--- SET TASK ---
Each line containing the word "gyorsan" must be reported.

--- DATA LISTING ---
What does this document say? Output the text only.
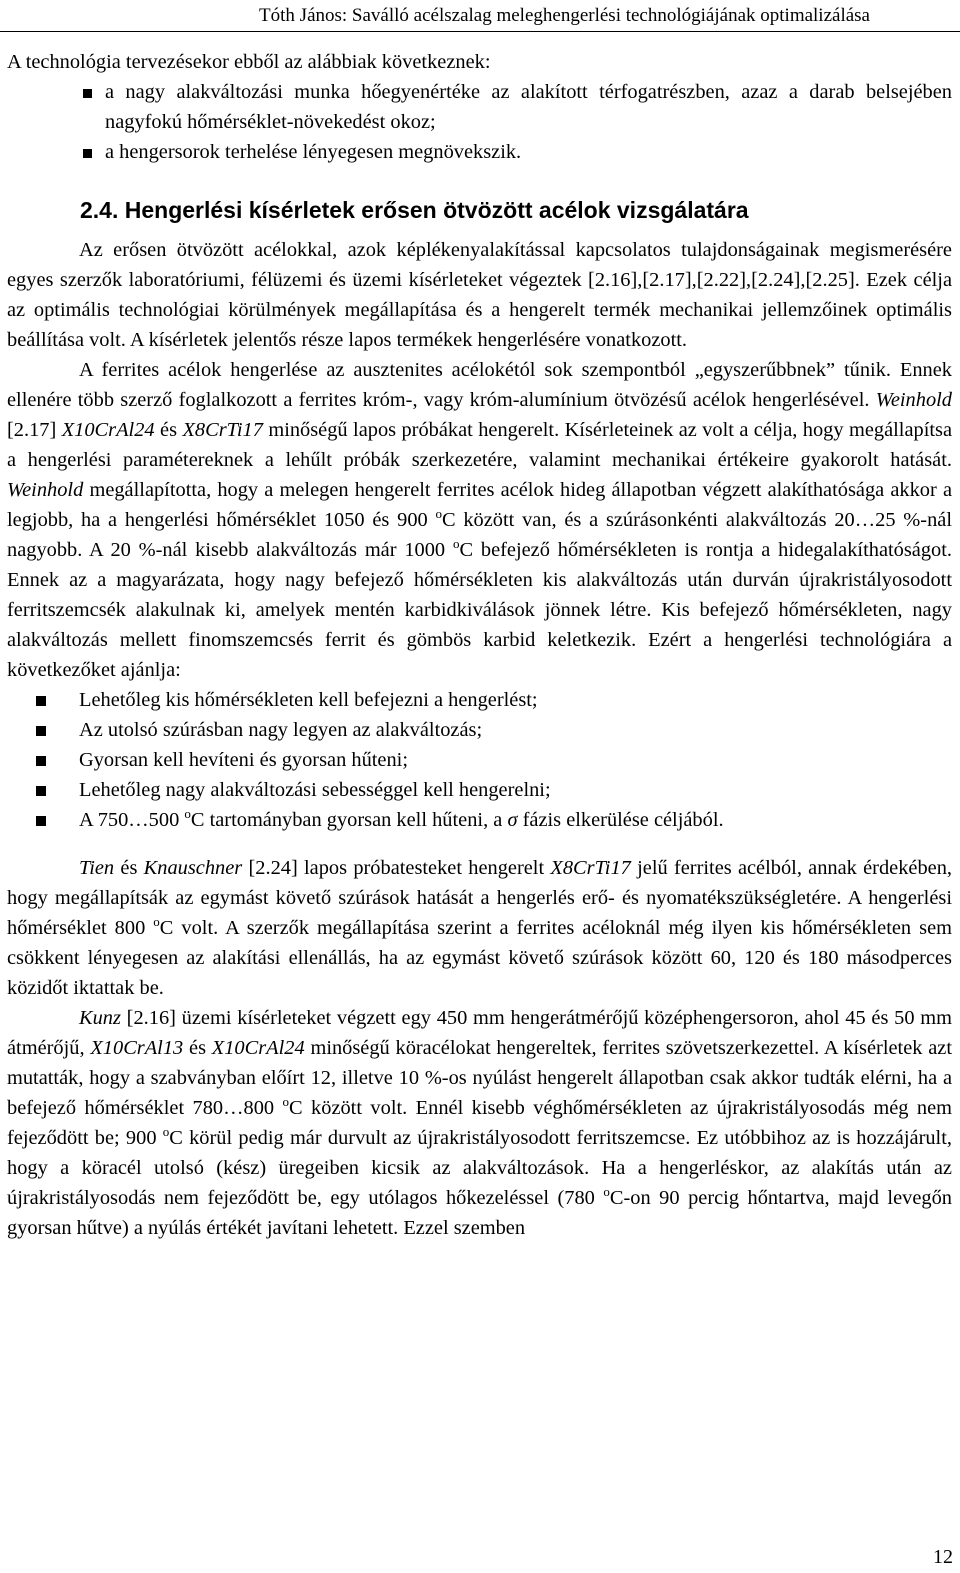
Tóth János: Saválló acélszalag meleghengerlési technológiájának optimalizálása

A technológia tervezésekor ebből az alábbiak következnek:

a nagy alakváltozási munka hőegyenértéke az alakított térfogatrészben, azaz a darab belsejében nagyfokú hőmérséklet-növekedést okoz;
a hengersorok terhelése lényegesen megnövekszik.
2.4. Hengerlési kísérletek erősen ötvözött acélok vizsgálatára

Az erősen ötvözött acélokkal, azok képlékenyalakítással kapcsolatos tulajdonságainak megismerésére egyes szerzők laboratóriumi, félüzemi és üzemi kísérleteket végeztek [2.16],[2.17],[2.22],[2.24],[2.25]. Ezek célja az optimális technológiai körülmények megállapítása és a hengerelt termék mechanikai jellemzőinek optimális beállítása volt. A kísérletek jelentős része lapos termékek hengerlésére vonatkozott.

A ferrites acélok hengerlése az ausztenites acélokétól sok szempontból „egyszerűbbnek” tűnik. Ennek ellenére több szerző foglalkozott a ferrites króm-, vagy króm-alumínium ötvözésű acélok hengerlésével. Weinhold [2.17] X10CrAl24 és X8CrTi17 minőségű lapos próbákat hengerelt. Kísérleteinek az volt a célja, hogy megállapítsa a hengerlési paramétereknek a lehűlt próbák szerkezetére, valamint mechanikai értékeire gyakorolt hatását. Weinhold megállapította, hogy a melegen hengerelt ferrites acélok hideg állapotban végzett alakíthatósága akkor a legjobb, ha a hengerlési hőmérséklet 1050 és 900 $^o$C között van, és a szúrásonkénti alakváltozás 20…25 %-nál nagyobb. A 20 %-nál kisebb alakváltozás már 1000 $^o$C befejező hőmérsékleten is rontja a hidegalakíthatóságot. Ennek az a magyarázata, hogy nagy befejező hőmérsékleten kis alakváltozás után durván újrakristályosodott ferritszemcsék alakulnak ki, amelyek mentén karbidkiválások jönnek létre. Kis befejező hőmérsékleten, nagy alakváltozás mellett finomszemcsés ferrit és gömbös karbid keletkezik. Ezért a hengerlési technológiára a következőket ajánlja:

Lehetőleg kis hőmérsékleten kell befejezni a hengerlést;
Az utolsó szúrásban nagy legyen az alakváltozás;
Gyorsan kell hevíteni és gyorsan hűteni;
Lehetőleg nagy alakváltozási sebességgel kell hengerelni;
A 750…500 $^o$C tartományban gyorsan kell hűteni, a σ fázis elkerülése céljából.

Tien és Knauschner [2.24] lapos próbatesteket hengerelt X8CrTi17 jelű ferrites acélból, annak érdekében, hogy megállapítsák az egymást követő szúrások hatását a hengerlés erő- és nyomatékszükségletére. A hengerlési hőmérséklet 800 $^o$C volt. A szerzők megállapítása szerint a ferrites acéloknál még ilyen kis hőmérsékleten sem csökkent lényegesen az alakítási ellenállás, ha az egymást követő szúrások között 60, 120 és 180 másodperces közidőt iktattak be.

Kunz [2.16] üzemi kísérleteket végzett egy 450 mm hengerátmérőjű középhengersoron, ahol 45 és 50 mm átmérőjű, X10CrAl13 és X10CrAl24 minőségű köracélokat hengereltek, ferrites szövetszerkezettel. A kísérletek azt mutatták, hogy a szabványban előírt 12, illetve 10 %-os nyúlást hengerelt állapotban csak akkor tudták elérni, ha a befejező hőmérséklet 780…800 $^o$C között volt. Ennél kisebb véghőmérsékleten az újrakristályosodás még nem fejeződött be; 900 $^o$C körül pedig már durvult az újrakristályosodott ferritszemcse. Ez utóbbihoz az is hozzájárult, hogy a köracél utolsó (kész) üregeiben kicsik az alakváltozások. Ha a hengerléskor, az alakítás után az újrakristályosodás nem fejeződött be, egy utólagos hőkezeléssel (780 $^o$C-on 90 percig hőntartva, majd levegőn gyorsan hűtve) a nyúlás értékét javítani lehetett. Ezzel szemben

12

--- FINAL ANSWER ---
Gyorsan kell hevíteni és gyorsan hűteni;
A 750…500 $^o$C tartományban gyorsan kell hűteni, a σ fázis elkerülése céljából.
Kunz [2.16] üzemi kísérleteket végzett egy 450 mm hengerátmérőjű középhengersoron, ahol 45 és 50 mm átmérőjű, X10CrAl13 és X10CrAl24 minőségű köracélokat hengereltek, ferrites szövetszerkezettel. A kísérletek azt mutatták, hogy a szabványban előírt 12, illetve 10 %-os nyúlást hengerelt állapotban csak akkor tudták elérni, ha a befejező hőmérséklet 780…800 $^o$C között volt. Ennél kisebb véghőmérsékleten az újrakristályosodás még nem fejeződött be; 900 $^o$C körül pedig már durvult az újrakristályosodott ferritszemcse. Ez utóbbihoz az is hozzájárult, hogy a köracél utolsó (kész) üregeiben kicsik az alakváltozások. Ha a hengerléskor, az alakítás után az újrakristályosodás nem fejeződött be, egy utólagos hőkezeléssel (780 $^o$C-on 90 percig hőntartva, majd levegőn gyorsan hűtve) a nyúlás értékét javítani lehetett. Ezzel szemben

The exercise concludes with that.